Exercise directions:
Lay out the rows from the line with "Identify 16 of" up to and including the line with "List 23 of the" as a Markdown table with the columns Row No. and Line, skipping blank lines. Omit the pictures from the table.
Start of Listed records
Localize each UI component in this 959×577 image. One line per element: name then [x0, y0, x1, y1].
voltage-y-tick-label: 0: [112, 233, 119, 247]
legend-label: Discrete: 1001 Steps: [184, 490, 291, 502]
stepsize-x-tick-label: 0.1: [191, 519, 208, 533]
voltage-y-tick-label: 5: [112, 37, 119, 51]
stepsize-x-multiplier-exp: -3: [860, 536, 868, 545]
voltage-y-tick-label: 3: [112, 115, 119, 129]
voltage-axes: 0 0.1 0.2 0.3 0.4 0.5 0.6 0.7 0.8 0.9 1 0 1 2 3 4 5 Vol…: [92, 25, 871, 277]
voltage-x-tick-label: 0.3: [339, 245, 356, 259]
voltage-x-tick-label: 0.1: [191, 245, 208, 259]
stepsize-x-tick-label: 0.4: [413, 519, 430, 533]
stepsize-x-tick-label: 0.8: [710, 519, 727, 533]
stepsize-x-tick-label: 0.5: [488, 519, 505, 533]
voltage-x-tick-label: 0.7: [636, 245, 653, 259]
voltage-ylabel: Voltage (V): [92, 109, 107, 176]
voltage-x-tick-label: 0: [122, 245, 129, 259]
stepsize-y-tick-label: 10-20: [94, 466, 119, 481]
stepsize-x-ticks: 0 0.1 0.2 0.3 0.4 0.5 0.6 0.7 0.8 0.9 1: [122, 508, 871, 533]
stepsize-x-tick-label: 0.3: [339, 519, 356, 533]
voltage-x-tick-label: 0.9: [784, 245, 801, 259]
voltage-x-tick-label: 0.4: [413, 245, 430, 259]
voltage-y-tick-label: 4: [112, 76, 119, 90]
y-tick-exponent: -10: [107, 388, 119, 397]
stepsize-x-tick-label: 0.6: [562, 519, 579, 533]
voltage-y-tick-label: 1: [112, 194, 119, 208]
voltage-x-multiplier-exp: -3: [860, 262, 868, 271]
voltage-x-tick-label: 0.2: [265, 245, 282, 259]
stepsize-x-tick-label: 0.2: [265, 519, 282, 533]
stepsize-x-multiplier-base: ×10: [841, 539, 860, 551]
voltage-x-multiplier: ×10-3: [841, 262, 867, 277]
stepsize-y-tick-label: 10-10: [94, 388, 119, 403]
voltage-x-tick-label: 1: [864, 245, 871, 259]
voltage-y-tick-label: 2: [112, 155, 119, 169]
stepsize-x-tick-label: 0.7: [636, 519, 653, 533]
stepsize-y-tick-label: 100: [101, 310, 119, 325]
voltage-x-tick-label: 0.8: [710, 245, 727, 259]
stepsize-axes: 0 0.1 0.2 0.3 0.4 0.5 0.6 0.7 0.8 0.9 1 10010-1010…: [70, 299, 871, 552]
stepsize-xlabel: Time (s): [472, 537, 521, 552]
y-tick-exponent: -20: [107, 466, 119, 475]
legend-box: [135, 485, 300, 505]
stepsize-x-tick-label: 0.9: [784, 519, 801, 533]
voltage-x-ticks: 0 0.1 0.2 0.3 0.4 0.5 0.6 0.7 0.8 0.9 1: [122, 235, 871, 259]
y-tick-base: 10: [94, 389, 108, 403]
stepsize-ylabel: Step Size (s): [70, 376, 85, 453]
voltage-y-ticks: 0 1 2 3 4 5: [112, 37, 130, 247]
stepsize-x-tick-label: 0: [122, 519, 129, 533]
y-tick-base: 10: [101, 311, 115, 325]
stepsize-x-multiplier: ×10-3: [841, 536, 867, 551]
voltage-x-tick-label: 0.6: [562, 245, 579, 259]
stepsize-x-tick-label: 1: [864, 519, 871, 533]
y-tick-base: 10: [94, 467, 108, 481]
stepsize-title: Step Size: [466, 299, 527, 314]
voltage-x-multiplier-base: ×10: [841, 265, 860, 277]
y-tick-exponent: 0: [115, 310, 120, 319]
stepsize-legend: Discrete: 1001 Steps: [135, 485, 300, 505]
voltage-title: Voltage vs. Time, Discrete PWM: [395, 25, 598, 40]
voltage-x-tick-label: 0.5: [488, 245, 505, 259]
End of Listed records
Start of Listed records
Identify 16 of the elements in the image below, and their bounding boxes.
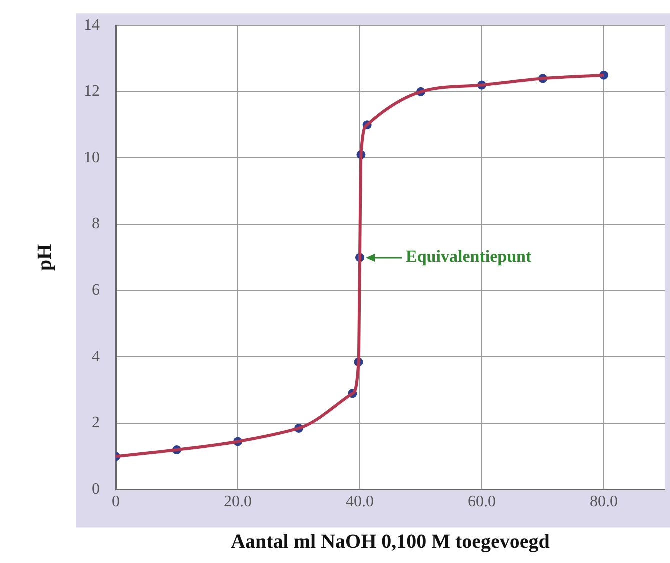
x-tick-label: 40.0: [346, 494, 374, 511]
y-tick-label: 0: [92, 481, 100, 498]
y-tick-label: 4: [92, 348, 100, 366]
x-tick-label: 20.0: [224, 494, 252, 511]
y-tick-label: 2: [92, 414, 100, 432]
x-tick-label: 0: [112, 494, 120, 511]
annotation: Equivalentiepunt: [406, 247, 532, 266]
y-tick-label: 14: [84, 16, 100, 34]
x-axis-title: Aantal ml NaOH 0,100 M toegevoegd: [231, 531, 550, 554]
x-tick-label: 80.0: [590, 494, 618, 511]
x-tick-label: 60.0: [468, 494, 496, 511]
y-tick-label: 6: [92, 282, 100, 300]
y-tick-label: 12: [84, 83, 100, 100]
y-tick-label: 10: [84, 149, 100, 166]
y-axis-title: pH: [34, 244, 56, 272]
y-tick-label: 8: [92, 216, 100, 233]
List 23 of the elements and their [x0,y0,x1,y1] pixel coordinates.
End of Listed records
Exercise solution:
| Row No. | Line |
|---|---|
| 1 | Identify 16 of the elements in the image below, and their bounding boxes. |
| 2 | x-tick-label: 40.0: [346, 494, 374, 511] |
| 3 | y-tick-label: 0: [92, 481, 100, 498] |
| 4 | y-tick-label: 4: [92, 348, 100, 366] |
| 5 | x-tick-label: 20.0: [224, 494, 252, 511] |
| 6 | y-tick-label: 2: [92, 414, 100, 432] |
| 7 | x-tick-label: 0: [112, 494, 120, 511] |
| 8 | annotation: Equivalentiepunt: [406, 247, 532, 266] |
| 9 | y-tick-label: 14: [84, 16, 100, 34] |
| 10 | x-axis-title: Aantal ml NaOH 0,100 M toegevoegd: [231, 531, 550, 554] |
| 11 | x-tick-label: 80.0: [590, 494, 618, 511] |
| 12 | x-tick-label: 60.0: [468, 494, 496, 511] |
| 13 | y-tick-label: 6: [92, 282, 100, 300] |
| 14 | y-tick-label: 12: [84, 83, 100, 100] |
| 15 | y-tick-label: 10: [84, 149, 100, 166] |
| 16 | y-axis-title: pH: [34, 244, 56, 272] |
| 17 | y-tick-label: 8: [92, 216, 100, 233] |
| 18 | List 23 of the elements and their [x0,y0,x1,y1] pixel coordinates. |